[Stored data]
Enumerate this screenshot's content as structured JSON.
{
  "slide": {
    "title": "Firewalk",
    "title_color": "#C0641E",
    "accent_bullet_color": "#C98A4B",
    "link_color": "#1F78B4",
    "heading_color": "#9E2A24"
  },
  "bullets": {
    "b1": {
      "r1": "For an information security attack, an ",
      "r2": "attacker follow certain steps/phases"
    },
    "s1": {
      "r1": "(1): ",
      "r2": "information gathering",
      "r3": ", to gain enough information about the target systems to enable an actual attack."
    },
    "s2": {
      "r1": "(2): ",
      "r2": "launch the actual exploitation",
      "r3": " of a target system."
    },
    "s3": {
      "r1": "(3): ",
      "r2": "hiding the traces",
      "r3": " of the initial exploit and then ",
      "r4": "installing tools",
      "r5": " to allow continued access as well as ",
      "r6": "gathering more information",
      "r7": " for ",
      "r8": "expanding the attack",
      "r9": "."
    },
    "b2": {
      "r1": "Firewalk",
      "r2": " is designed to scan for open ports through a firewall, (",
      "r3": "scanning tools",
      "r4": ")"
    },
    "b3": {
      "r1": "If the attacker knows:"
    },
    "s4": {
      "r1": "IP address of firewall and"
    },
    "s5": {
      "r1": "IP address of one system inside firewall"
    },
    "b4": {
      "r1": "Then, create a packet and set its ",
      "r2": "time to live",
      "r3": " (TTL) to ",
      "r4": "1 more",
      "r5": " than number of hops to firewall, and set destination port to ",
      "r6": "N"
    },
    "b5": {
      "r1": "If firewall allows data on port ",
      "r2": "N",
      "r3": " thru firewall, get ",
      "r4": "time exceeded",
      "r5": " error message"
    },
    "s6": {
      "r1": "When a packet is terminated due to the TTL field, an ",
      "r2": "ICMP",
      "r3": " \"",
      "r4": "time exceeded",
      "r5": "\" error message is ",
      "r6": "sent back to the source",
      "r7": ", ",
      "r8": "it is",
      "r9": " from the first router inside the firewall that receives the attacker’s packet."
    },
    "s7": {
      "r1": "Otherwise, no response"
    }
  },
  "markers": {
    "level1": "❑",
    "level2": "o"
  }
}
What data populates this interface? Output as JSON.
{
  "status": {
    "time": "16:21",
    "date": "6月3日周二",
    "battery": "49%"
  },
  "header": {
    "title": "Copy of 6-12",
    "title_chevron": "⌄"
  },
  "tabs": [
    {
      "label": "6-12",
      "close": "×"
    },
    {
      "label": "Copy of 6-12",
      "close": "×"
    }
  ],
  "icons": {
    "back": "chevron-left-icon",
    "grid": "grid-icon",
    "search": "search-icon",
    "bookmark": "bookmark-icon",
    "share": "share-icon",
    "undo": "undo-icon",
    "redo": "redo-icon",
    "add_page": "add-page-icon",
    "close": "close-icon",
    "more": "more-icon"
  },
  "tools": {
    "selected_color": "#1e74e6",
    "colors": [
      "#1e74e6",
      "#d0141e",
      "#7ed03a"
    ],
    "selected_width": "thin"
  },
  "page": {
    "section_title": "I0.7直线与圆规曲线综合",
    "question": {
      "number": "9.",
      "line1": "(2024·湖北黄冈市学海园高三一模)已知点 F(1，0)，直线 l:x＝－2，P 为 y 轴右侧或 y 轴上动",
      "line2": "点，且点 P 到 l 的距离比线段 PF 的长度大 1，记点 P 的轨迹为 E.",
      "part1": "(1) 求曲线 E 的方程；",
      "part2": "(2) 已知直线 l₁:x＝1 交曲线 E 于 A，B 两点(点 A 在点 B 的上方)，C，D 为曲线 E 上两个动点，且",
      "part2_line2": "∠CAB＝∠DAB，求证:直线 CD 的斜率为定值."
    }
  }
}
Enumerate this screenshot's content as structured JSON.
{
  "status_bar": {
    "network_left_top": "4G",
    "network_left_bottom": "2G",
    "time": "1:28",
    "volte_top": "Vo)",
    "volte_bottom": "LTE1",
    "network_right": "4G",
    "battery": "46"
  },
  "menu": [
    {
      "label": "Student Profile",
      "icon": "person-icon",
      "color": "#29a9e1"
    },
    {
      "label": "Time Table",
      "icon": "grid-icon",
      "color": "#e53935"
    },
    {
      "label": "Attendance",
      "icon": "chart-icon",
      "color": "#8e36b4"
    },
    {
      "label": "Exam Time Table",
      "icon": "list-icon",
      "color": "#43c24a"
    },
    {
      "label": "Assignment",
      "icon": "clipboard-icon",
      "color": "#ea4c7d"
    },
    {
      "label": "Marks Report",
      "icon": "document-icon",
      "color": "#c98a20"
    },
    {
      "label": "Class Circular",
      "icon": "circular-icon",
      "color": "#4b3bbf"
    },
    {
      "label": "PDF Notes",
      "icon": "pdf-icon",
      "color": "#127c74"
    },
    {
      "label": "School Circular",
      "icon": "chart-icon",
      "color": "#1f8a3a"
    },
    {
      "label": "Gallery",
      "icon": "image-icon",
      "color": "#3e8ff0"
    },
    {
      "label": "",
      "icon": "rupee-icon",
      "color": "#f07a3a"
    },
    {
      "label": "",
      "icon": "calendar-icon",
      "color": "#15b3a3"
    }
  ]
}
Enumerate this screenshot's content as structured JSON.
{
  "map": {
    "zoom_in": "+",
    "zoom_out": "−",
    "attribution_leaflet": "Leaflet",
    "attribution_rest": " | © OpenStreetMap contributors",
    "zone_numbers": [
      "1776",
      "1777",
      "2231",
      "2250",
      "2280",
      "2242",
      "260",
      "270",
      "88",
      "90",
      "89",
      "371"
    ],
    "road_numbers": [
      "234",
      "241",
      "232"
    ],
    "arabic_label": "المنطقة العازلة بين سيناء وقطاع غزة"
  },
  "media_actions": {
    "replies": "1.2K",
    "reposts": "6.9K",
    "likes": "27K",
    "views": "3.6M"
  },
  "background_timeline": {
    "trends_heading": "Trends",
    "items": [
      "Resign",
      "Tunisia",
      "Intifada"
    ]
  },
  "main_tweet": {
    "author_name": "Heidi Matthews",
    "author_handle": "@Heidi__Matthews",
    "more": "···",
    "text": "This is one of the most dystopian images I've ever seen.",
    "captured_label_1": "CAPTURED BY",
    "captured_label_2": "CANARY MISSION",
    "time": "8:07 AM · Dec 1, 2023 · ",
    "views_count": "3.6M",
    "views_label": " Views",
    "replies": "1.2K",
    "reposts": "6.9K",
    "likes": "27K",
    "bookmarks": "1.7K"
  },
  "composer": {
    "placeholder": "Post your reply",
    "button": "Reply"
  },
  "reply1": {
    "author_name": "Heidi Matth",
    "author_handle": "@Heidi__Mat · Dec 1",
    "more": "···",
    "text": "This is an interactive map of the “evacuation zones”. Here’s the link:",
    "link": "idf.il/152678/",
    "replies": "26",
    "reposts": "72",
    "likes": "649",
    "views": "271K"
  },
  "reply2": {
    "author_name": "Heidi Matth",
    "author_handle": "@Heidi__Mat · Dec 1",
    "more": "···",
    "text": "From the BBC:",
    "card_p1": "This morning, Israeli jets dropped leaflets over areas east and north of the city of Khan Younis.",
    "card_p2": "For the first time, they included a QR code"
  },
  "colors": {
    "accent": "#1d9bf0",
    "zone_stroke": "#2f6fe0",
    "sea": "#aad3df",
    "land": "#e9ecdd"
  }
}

_Exercise task_.
Write the listing out again, exactly as it reads.

_Exercise result_.
Enumerate this screenshot's content as structured JSON.
{
  "slide": {
    "title": "Firewalk",
    "title_color": "#C0641E",
    "accent_bullet_color": "#C98A4B",
    "link_color": "#1F78B4",
    "heading_color": "#9E2A24"
  },
  "bullets": {
    "b1": {
      "r1": "For an information security attack, an ",
      "r2": "attacker follow certain steps/phases"
    },
    "s1": {
      "r1": "(1): ",
      "r2": "information gathering",
      "r3": ", to gain enough information about the target systems to enable an actual attack."
    },
    "s2": {
      "r1": "(2): ",
      "r2": "launch the actual exploitation",
      "r3": " of a target system."
    },
    "s3": {
      "r1": "(3): ",
      "r2": "hiding the traces",
      "r3": " of the initial exploit and then ",
      "r4": "installing tools",
      "r5": " to allow continued access as well as ",
      "r6": "gathering more information",
      "r7": " for ",
      "r8": "expanding the attack",
      "r9": "."
    },
    "b2": {
      "r1": "Firewalk",
      "r2": " is designed to scan for open ports through a firewall, (",
      "r3": "scanning tools",
      "r4": ")"
    },
    "b3": {
      "r1": "If the attacker knows:"
    },
    "s4": {
      "r1": "IP address of firewall and"
    },
    "s5": {
      "r1": "IP address of one system inside firewall"
    },
    "b4": {
      "r1": "Then, create a packet and set its ",
      "r2": "time to live",
      "r3": " (TTL) to ",
      "r4": "1 more",
      "r5": " than number of hops to firewall, and set destination port to ",
      "r6": "N"
    },
    "b5": {
      "r1": "If firewall allows data on port ",
      "r2": "N",
      "r3": " thru firewall, get ",
      "r4": "time exceeded",
      "r5": " error message"
    },
    "s6": {
      "r1": "When a packet is terminated due to the TTL field, an ",
      "r2": "ICMP",
      "r3": " \"",
      "r4": "time exceeded",
      "r5": "\" error message is ",
      "r6": "sent back to the source",
      "r7": ", ",
      "r8": "it is",
      "r9": " from the first router inside the firewall that receives the attacker’s packet."
    },
    "s7": {
      "r1": "Otherwise, no response"
    }
  },
  "markers": {
    "level1": "❑",
    "level2": "o"
  }
}
What data populates this interface? Output as JSON.
{
  "status": {
    "time": "16:21",
    "date": "6月3日周二",
    "battery": "49%"
  },
  "header": {
    "title": "Copy of 6-12",
    "title_chevron": "⌄"
  },
  "tabs": [
    {
      "label": "6-12",
      "close": "×"
    },
    {
      "label": "Copy of 6-12",
      "close": "×"
    }
  ],
  "icons": {
    "back": "chevron-left-icon",
    "grid": "grid-icon",
    "search": "search-icon",
    "bookmark": "bookmark-icon",
    "share": "share-icon",
    "undo": "undo-icon",
    "redo": "redo-icon",
    "add_page": "add-page-icon",
    "close": "close-icon",
    "more": "more-icon"
  },
  "tools": {
    "selected_color": "#1e74e6",
    "colors": [
      "#1e74e6",
      "#d0141e",
      "#7ed03a"
    ],
    "selected_width": "thin"
  },
  "page": {
    "section_title": "I0.7直线与圆规曲线综合",
    "question": {
      "number": "9.",
      "line1": "(2024·湖北黄冈市学海园高三一模)已知点 F(1，0)，直线 l:x＝－2，P 为 y 轴右侧或 y 轴上动",
      "line2": "点，且点 P 到 l 的距离比线段 PF 的长度大 1，记点 P 的轨迹为 E.",
      "part1": "(1) 求曲线 E 的方程；",
      "part2": "(2) 已知直线 l₁:x＝1 交曲线 E 于 A，B 两点(点 A 在点 B 的上方)，C，D 为曲线 E 上两个动点，且",
      "part2_line2": "∠CAB＝∠DAB，求证:直线 CD 的斜率为定值."
    }
  }
}
Enumerate this screenshot's content as structured JSON.
{
  "status_bar": {
    "network_left_top": "4G",
    "network_left_bottom": "2G",
    "time": "1:28",
    "volte_top": "Vo)",
    "volte_bottom": "LTE1",
    "network_right": "4G",
    "battery": "46"
  },
  "menu": [
    {
      "label": "Student Profile",
      "icon": "person-icon",
      "color": "#29a9e1"
    },
    {
      "label": "Time Table",
      "icon": "grid-icon",
      "color": "#e53935"
    },
    {
      "label": "Attendance",
      "icon": "chart-icon",
      "color": "#8e36b4"
    },
    {
      "label": "Exam Time Table",
      "icon": "list-icon",
      "color": "#43c24a"
    },
    {
      "label": "Assignment",
      "icon": "clipboard-icon",
      "color": "#ea4c7d"
    },
    {
      "label": "Marks Report",
      "icon": "document-icon",
      "color": "#c98a20"
    },
    {
      "label": "Class Circular",
      "icon": "circular-icon",
      "color": "#4b3bbf"
    },
    {
      "label": "PDF Notes",
      "icon": "pdf-icon",
      "color": "#127c74"
    },
    {
      "label": "School Circular",
      "icon": "chart-icon",
      "color": "#1f8a3a"
    },
    {
      "label": "Gallery",
      "icon": "image-icon",
      "color": "#3e8ff0"
    },
    {
      "label": "",
      "icon": "rupee-icon",
      "color": "#f07a3a"
    },
    {
      "label": "",
      "icon": "calendar-icon",
      "color": "#15b3a3"
    }
  ]
}
Enumerate this screenshot's content as structured JSON.
{
  "map": {
    "zoom_in": "+",
    "zoom_out": "−",
    "attribution_leaflet": "Leaflet",
    "attribution_rest": " | © OpenStreetMap contributors",
    "zone_numbers": [
      "1776",
      "1777",
      "2231",
      "2250",
      "2280",
      "2242",
      "260",
      "270",
      "88",
      "90",
      "89",
      "371"
    ],
    "road_numbers": [
      "234",
      "241",
      "232"
    ],
    "arabic_label": "المنطقة العازلة بين سيناء وقطاع غزة"
  },
  "media_actions": {
    "replies": "1.2K",
    "reposts": "6.9K",
    "likes": "27K",
    "views": "3.6M"
  },
  "background_timeline": {
    "trends_heading": "Trends",
    "items": [
      "Resign",
      "Tunisia",
      "Intifada"
    ]
  },
  "main_tweet": {
    "author_name": "Heidi Matthews",
    "author_handle": "@Heidi__Matthews",
    "more": "···",
    "text": "This is one of the most dystopian images I've ever seen.",
    "captured_label_1": "CAPTURED BY",
    "captured_label_2": "CANARY MISSION",
    "time": "8:07 AM · Dec 1, 2023 · ",
    "views_count": "3.6M",
    "views_label": " Views",
    "replies": "1.2K",
    "reposts": "6.9K",
    "likes": "27K",
    "bookmarks": "1.7K"
  },
  "composer": {
    "placeholder": "Post your reply",
    "button": "Reply"
  },
  "reply1": {
    "author_name": "Heidi Matth",
    "author_handle": "@Heidi__Mat · Dec 1",
    "more": "···",
    "text": "This is an interactive map of the “evacuation zones”. Here’s the link:",
    "link": "idf.il/152678/",
    "replies": "26",
    "reposts": "72",
    "likes": "649",
    "views": "271K"
  },
  "reply2": {
    "author_name": "Heidi Matth",
    "author_handle": "@Heidi__Mat · Dec 1",
    "more": "···",
    "text": "From the BBC:",
    "card_p1": "This morning, Israeli jets dropped leaflets over areas east and north of the city of Khan Younis.",
    "card_p2": "For the first time, they included a QR code"
  },
  "colors": {
    "accent": "#1d9bf0",
    "zone_stroke": "#2f6fe0",
    "sea": "#aad3df",
    "land": "#e9ecdd"
  }
}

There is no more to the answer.